Requirement: Reproduce the listing below word for word, with no pictures.

─── Supplied records

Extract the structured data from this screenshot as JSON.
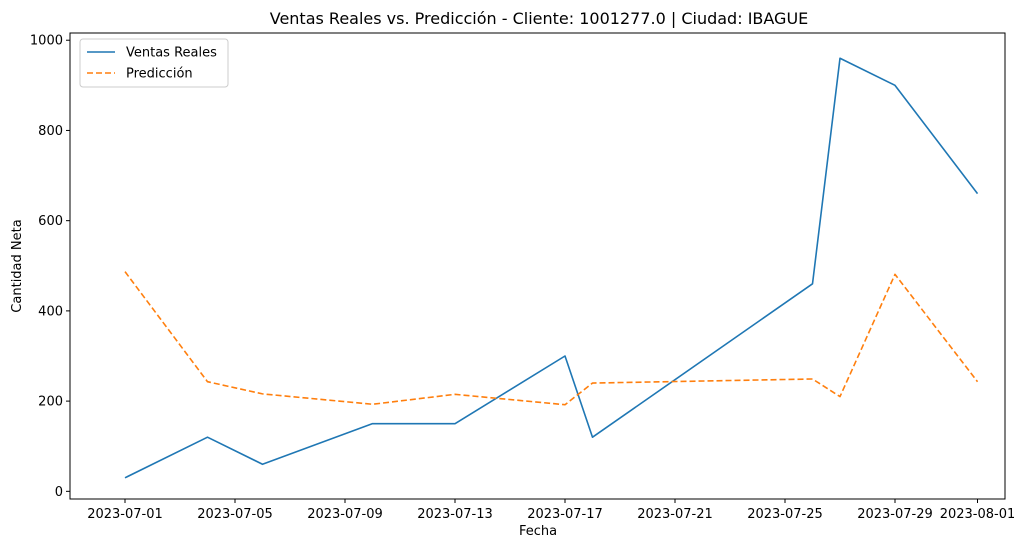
{
  "chart_data": {
    "type": "line",
    "title": "Ventas Reales vs. Predicción - Cliente: 1001277.0 | Ciudad: IBAGUE",
    "xlabel": "Fecha",
    "ylabel": "Cantidad Neta",
    "x_axis": {
      "type": "date",
      "range": [
        "2023-06-29",
        "2023-08-02"
      ],
      "ticks": [
        "2023-07-01",
        "2023-07-05",
        "2023-07-09",
        "2023-07-13",
        "2023-07-17",
        "2023-07-21",
        "2023-07-25",
        "2023-07-29",
        "2023-08-01"
      ]
    },
    "y_axis": {
      "range": [
        -17,
        1016
      ],
      "ticks": [
        0,
        200,
        400,
        600,
        800,
        1000
      ]
    },
    "grid": false,
    "legend_position": "top-left",
    "series": [
      {
        "name": "Ventas Reales",
        "color": "#1f77b4",
        "style": "solid",
        "points": [
          {
            "x": "2023-07-01",
            "y": 30
          },
          {
            "x": "2023-07-04",
            "y": 120
          },
          {
            "x": "2023-07-06",
            "y": 60
          },
          {
            "x": "2023-07-10",
            "y": 150
          },
          {
            "x": "2023-07-13",
            "y": 150
          },
          {
            "x": "2023-07-17",
            "y": 300
          },
          {
            "x": "2023-07-18",
            "y": 120
          },
          {
            "x": "2023-07-26",
            "y": 460
          },
          {
            "x": "2023-07-27",
            "y": 960
          },
          {
            "x": "2023-07-29",
            "y": 900
          },
          {
            "x": "2023-08-01",
            "y": 660
          }
        ]
      },
      {
        "name": "Predicción",
        "color": "#ff7f0e",
        "style": "dashed",
        "points": [
          {
            "x": "2023-07-01",
            "y": 487
          },
          {
            "x": "2023-07-04",
            "y": 243
          },
          {
            "x": "2023-07-06",
            "y": 216
          },
          {
            "x": "2023-07-10",
            "y": 193
          },
          {
            "x": "2023-07-13",
            "y": 215
          },
          {
            "x": "2023-07-17",
            "y": 192
          },
          {
            "x": "2023-07-18",
            "y": 240
          },
          {
            "x": "2023-07-26",
            "y": 249
          },
          {
            "x": "2023-07-27",
            "y": 210
          },
          {
            "x": "2023-07-29",
            "y": 481
          },
          {
            "x": "2023-08-01",
            "y": 243
          }
        ]
      }
    ]
  }
}
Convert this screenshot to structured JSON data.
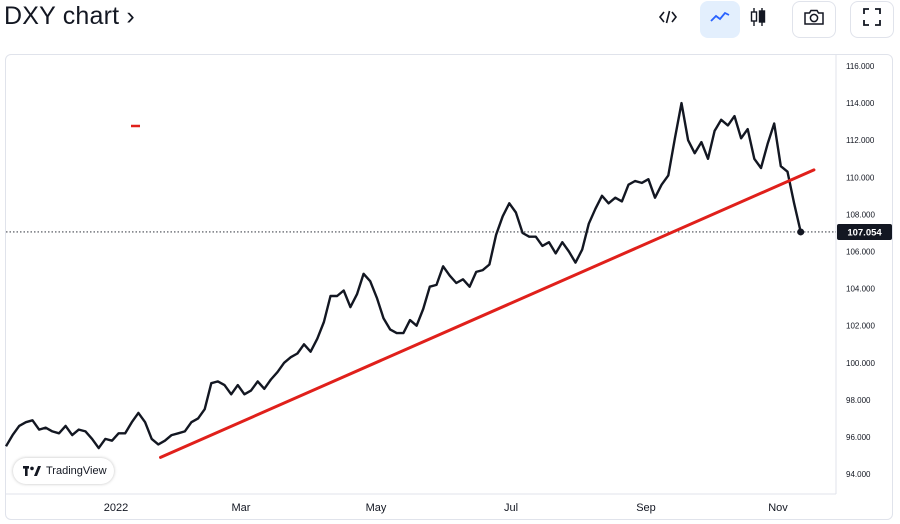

──────

Full solution:
Extract the structured data from this screenshot as JSON.
{
  "chart_data": {
    "type": "line",
    "title": "Ventas Reales vs. Predicción - Cliente: 1001277.0 | Ciudad: IBAGUE",
    "xlabel": "Fecha",
    "ylabel": "Cantidad Neta",
    "x_axis": {
      "type": "date",
      "range": [
        "2023-06-29",
        "2023-08-02"
      ],
      "ticks": [
        "2023-07-01",
        "2023-07-05",
        "2023-07-09",
        "2023-07-13",
        "2023-07-17",
        "2023-07-21",
        "2023-07-25",
        "2023-07-29",
        "2023-08-01"
      ]
    },
    "y_axis": {
      "range": [
        -17,
        1016
      ],
      "ticks": [
        0,
        200,
        400,
        600,
        800,
        1000
      ]
    },
    "grid": false,
    "legend_position": "top-left",
    "series": [
      {
        "name": "Ventas Reales",
        "color": "#1f77b4",
        "style": "solid",
        "points": [
          {
            "x": "2023-07-01",
            "y": 30
          },
          {
            "x": "2023-07-04",
            "y": 120
          },
          {
            "x": "2023-07-06",
            "y": 60
          },
          {
            "x": "2023-07-10",
            "y": 150
          },
          {
            "x": "2023-07-13",
            "y": 150
          },
          {
            "x": "2023-07-17",
            "y": 300
          },
          {
            "x": "2023-07-18",
            "y": 120
          },
          {
            "x": "2023-07-26",
            "y": 460
          },
          {
            "x": "2023-07-27",
            "y": 960
          },
          {
            "x": "2023-07-29",
            "y": 900
          },
          {
            "x": "2023-08-01",
            "y": 660
          }
        ]
      },
      {
        "name": "Predicción",
        "color": "#ff7f0e",
        "style": "dashed",
        "points": [
          {
            "x": "2023-07-01",
            "y": 487
          },
          {
            "x": "2023-07-04",
            "y": 243
          },
          {
            "x": "2023-07-06",
            "y": 216
          },
          {
            "x": "2023-07-10",
            "y": 193
          },
          {
            "x": "2023-07-13",
            "y": 215
          },
          {
            "x": "2023-07-17",
            "y": 192
          },
          {
            "x": "2023-07-18",
            "y": 240
          },
          {
            "x": "2023-07-26",
            "y": 249
          },
          {
            "x": "2023-07-27",
            "y": 210
          },
          {
            "x": "2023-07-29",
            "y": 481
          },
          {
            "x": "2023-08-01",
            "y": 243
          }
        ]
      }
    ]
  }
}
Convert this screenshot to structured JSON data.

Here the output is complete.